- [The exercise]: Gather every line of the entries that includes the word "Market".

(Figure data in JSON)
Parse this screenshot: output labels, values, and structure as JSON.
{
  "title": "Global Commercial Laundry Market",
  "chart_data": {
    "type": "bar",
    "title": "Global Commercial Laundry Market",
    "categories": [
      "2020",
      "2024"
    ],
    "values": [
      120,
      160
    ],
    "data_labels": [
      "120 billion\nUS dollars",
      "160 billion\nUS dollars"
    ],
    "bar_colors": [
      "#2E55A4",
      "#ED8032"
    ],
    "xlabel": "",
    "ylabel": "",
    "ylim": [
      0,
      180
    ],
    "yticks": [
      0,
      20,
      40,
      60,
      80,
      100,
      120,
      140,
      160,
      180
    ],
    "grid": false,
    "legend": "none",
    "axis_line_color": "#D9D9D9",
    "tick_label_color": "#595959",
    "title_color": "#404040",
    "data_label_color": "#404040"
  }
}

- [The output]:
  "title": "Global Commercial Laundry Market",
    "title": "Global Commercial Laundry Market",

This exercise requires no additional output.